Reproduce the rows below, substituting "wedge-label" for each occurrence of "slice-label" and leaving everything else unchanged. Leave the pictures out.

● ● ●

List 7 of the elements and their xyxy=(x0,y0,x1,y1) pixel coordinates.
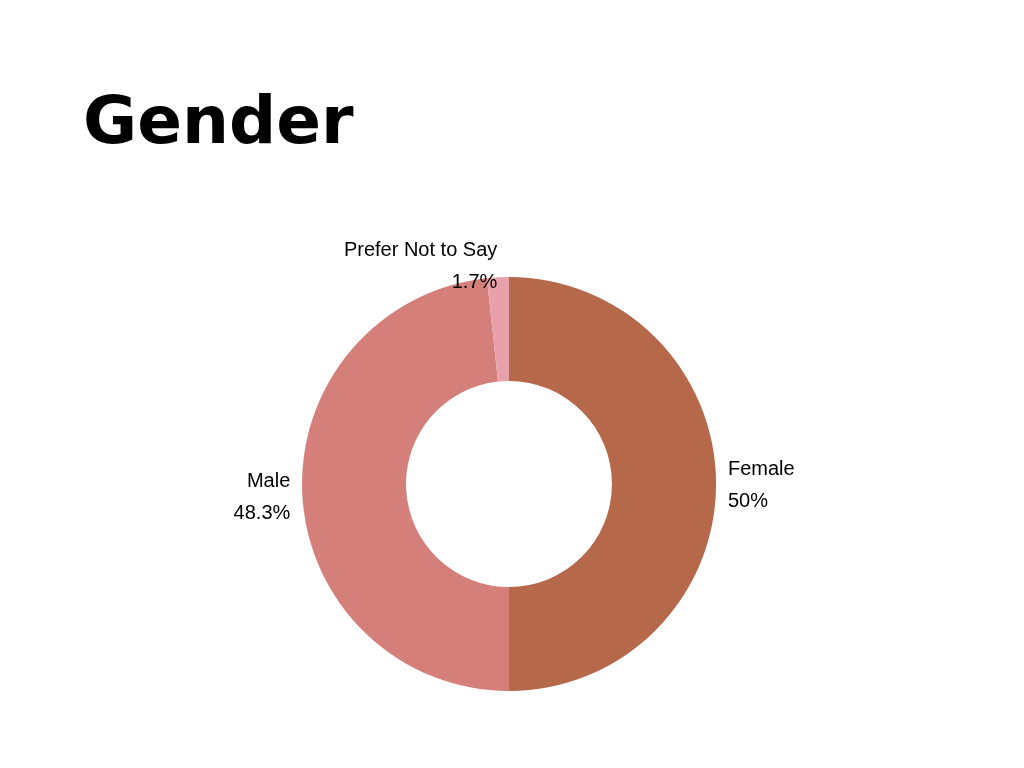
slice-label: Male xyxy=(246,468,291,491)
slice-label: Female xyxy=(728,457,795,479)
slice-label: Prefer Not to Say xyxy=(343,238,498,261)
data-label: 48.3% xyxy=(233,500,291,523)
data-label: 1.7% xyxy=(451,270,498,293)
chart-title: Gender xyxy=(83,81,354,159)
data-label: 50% xyxy=(728,489,769,511)
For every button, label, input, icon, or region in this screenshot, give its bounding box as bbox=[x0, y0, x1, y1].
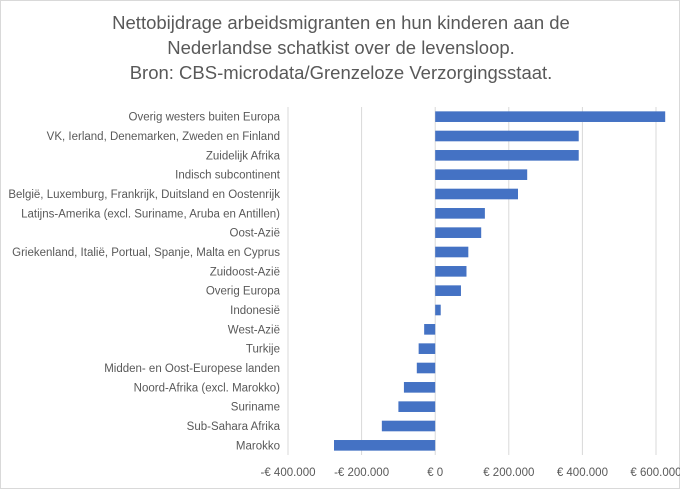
chart-title: Nettobijdrage arbeidsmigranten en hun ki… bbox=[112, 12, 570, 83]
category-label-2: Zuidelijk Afrika bbox=[206, 150, 281, 162]
chart-title-line-1: Nettobijdrage arbeidsmigranten en hun ki… bbox=[112, 12, 570, 33]
category-label-17: Marokko bbox=[236, 440, 280, 452]
bar-14 bbox=[403, 382, 436, 393]
bar-17 bbox=[334, 440, 436, 451]
bar-3 bbox=[435, 169, 528, 180]
category-label-10: Indonesië bbox=[230, 305, 280, 317]
category-label-11: West-Azië bbox=[228, 324, 280, 336]
chart-title-line-2: Nederlandse schatkist over de levensloop… bbox=[167, 37, 515, 58]
category-label-8: Zuidoost-Azië bbox=[210, 266, 280, 278]
category-label-12: Turkije bbox=[246, 344, 280, 356]
bar-2 bbox=[435, 150, 579, 161]
bar-11 bbox=[424, 324, 436, 335]
category-label-15: Suriname bbox=[231, 402, 280, 414]
bar-5 bbox=[435, 208, 485, 219]
category-label-3: Indisch subcontinent bbox=[175, 170, 281, 182]
category-label-6: Oost-Azië bbox=[230, 228, 281, 240]
x-tick-label-3: € 200.000 bbox=[483, 467, 534, 479]
bar-8 bbox=[435, 266, 467, 277]
x-tick-label-4: € 400.000 bbox=[557, 467, 608, 479]
category-label-4: België, Luxemburg, Frankrijk, Duitsland … bbox=[8, 189, 280, 201]
bar-0 bbox=[435, 111, 666, 122]
category-label-5: Latijns-Amerika (excl. Suriname, Aruba e… bbox=[21, 208, 280, 220]
bar-15 bbox=[398, 401, 436, 412]
category-label-9: Overig Europa bbox=[206, 286, 281, 298]
bar-7 bbox=[435, 246, 469, 258]
category-label-7: Griekenland, Italië, Portual, Spanje, Ma… bbox=[12, 247, 280, 259]
chart-title-line-3: Bron: CBS-microdata/Grenzeloze Verzorgin… bbox=[130, 62, 553, 83]
category-label-13: Midden- en Oost-Europese landen bbox=[104, 363, 280, 375]
x-tick-label-0: -€ 400.000 bbox=[261, 467, 316, 479]
bar-6 bbox=[435, 227, 482, 238]
bar-1 bbox=[435, 130, 579, 142]
category-label-14: Noord-Afrika (excl. Marokko) bbox=[134, 382, 281, 394]
category-label-16: Sub-Sahara Afrika bbox=[187, 421, 281, 433]
bar-12 bbox=[418, 343, 436, 354]
x-tick-label-1: -€ 200.000 bbox=[334, 467, 389, 479]
x-tick-label-2: € 0 bbox=[427, 467, 443, 479]
x-tick-label-5: € 600.000 bbox=[630, 467, 680, 479]
bar-13 bbox=[416, 362, 436, 374]
category-label-0: Overig westers buiten Europa bbox=[129, 112, 281, 124]
bar-16 bbox=[381, 420, 436, 432]
bar-4 bbox=[435, 188, 518, 200]
bar-9 bbox=[435, 285, 461, 296]
category-label-1: VK, Ierland, Denemarken, Zweden en Finla… bbox=[47, 131, 280, 143]
bar-10 bbox=[435, 304, 441, 316]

● ● ●

# Exercise output
List 7 of the elements and their xyxy=(x0,y0,x1,y1) pixel coordinates.
wedge-label: Male xyxy=(246,468,291,491)
wedge-label: Female xyxy=(728,457,795,479)
wedge-label: Prefer Not to Say xyxy=(343,238,498,261)
data-label: 48.3% xyxy=(233,500,291,523)
data-label: 1.7% xyxy=(451,270,498,293)
chart-title: Gender xyxy=(83,81,354,159)
data-label: 50% xyxy=(728,489,769,511)
For every button, label, input, icon, or region in this screenshot, give its bounding box as bbox=[x0, y0, x1, y1].
chart-title: Nettobijdrage arbeidsmigranten en hun ki… bbox=[112, 12, 570, 83]
category-label-2: Zuidelijk Afrika bbox=[206, 150, 281, 162]
chart-title-line-1: Nettobijdrage arbeidsmigranten en hun ki… bbox=[112, 12, 570, 33]
category-label-17: Marokko bbox=[236, 440, 280, 452]
bar-14 bbox=[403, 382, 436, 393]
bar-17 bbox=[334, 440, 436, 451]
bar-3 bbox=[435, 169, 528, 180]
category-label-10: Indonesië bbox=[230, 305, 280, 317]
category-label-11: West-Azië bbox=[228, 324, 280, 336]
chart-title-line-2: Nederlandse schatkist over de levensloop… bbox=[167, 37, 515, 58]
category-label-8: Zuidoost-Azië bbox=[210, 266, 280, 278]
category-label-12: Turkije bbox=[246, 344, 280, 356]
bar-2 bbox=[435, 150, 579, 161]
bar-11 bbox=[424, 324, 436, 335]
category-label-15: Suriname bbox=[231, 402, 280, 414]
bar-5 bbox=[435, 208, 485, 219]
category-label-3: Indisch subcontinent bbox=[175, 170, 281, 182]
category-label-6: Oost-Azië bbox=[230, 228, 281, 240]
x-tick-label-3: € 200.000 bbox=[483, 467, 534, 479]
bar-8 bbox=[435, 266, 467, 277]
x-tick-label-4: € 400.000 bbox=[557, 467, 608, 479]
category-label-4: België, Luxemburg, Frankrijk, Duitsland … bbox=[8, 189, 280, 201]
bar-0 bbox=[435, 111, 666, 122]
category-label-5: Latijns-Amerika (excl. Suriname, Aruba e… bbox=[21, 208, 280, 220]
bar-15 bbox=[398, 401, 436, 412]
category-label-9: Overig Europa bbox=[206, 286, 281, 298]
bar-7 bbox=[435, 246, 469, 258]
category-label-7: Griekenland, Italië, Portual, Spanje, Ma… bbox=[12, 247, 280, 259]
chart-title-line-3: Bron: CBS-microdata/Grenzeloze Verzorgin… bbox=[130, 62, 553, 83]
category-label-13: Midden- en Oost-Europese landen bbox=[104, 363, 280, 375]
x-tick-label-0: -€ 400.000 bbox=[261, 467, 316, 479]
bar-6 bbox=[435, 227, 482, 238]
bar-1 bbox=[435, 130, 579, 142]
category-label-14: Noord-Afrika (excl. Marokko) bbox=[134, 382, 281, 394]
category-label-16: Sub-Sahara Afrika bbox=[187, 421, 281, 433]
bar-12 bbox=[418, 343, 436, 354]
x-tick-label-1: -€ 200.000 bbox=[334, 467, 389, 479]
x-tick-label-2: € 0 bbox=[427, 467, 443, 479]
x-tick-label-5: € 600.000 bbox=[630, 467, 680, 479]
bar-13 bbox=[416, 362, 436, 374]
category-label-0: Overig westers buiten Europa bbox=[129, 112, 281, 124]
bar-16 bbox=[381, 420, 436, 432]
bar-4 bbox=[435, 188, 518, 200]
bar-9 bbox=[435, 285, 461, 296]
category-label-1: VK, Ierland, Denemarken, Zweden en Finla… bbox=[47, 131, 280, 143]
bar-10 bbox=[435, 304, 441, 316]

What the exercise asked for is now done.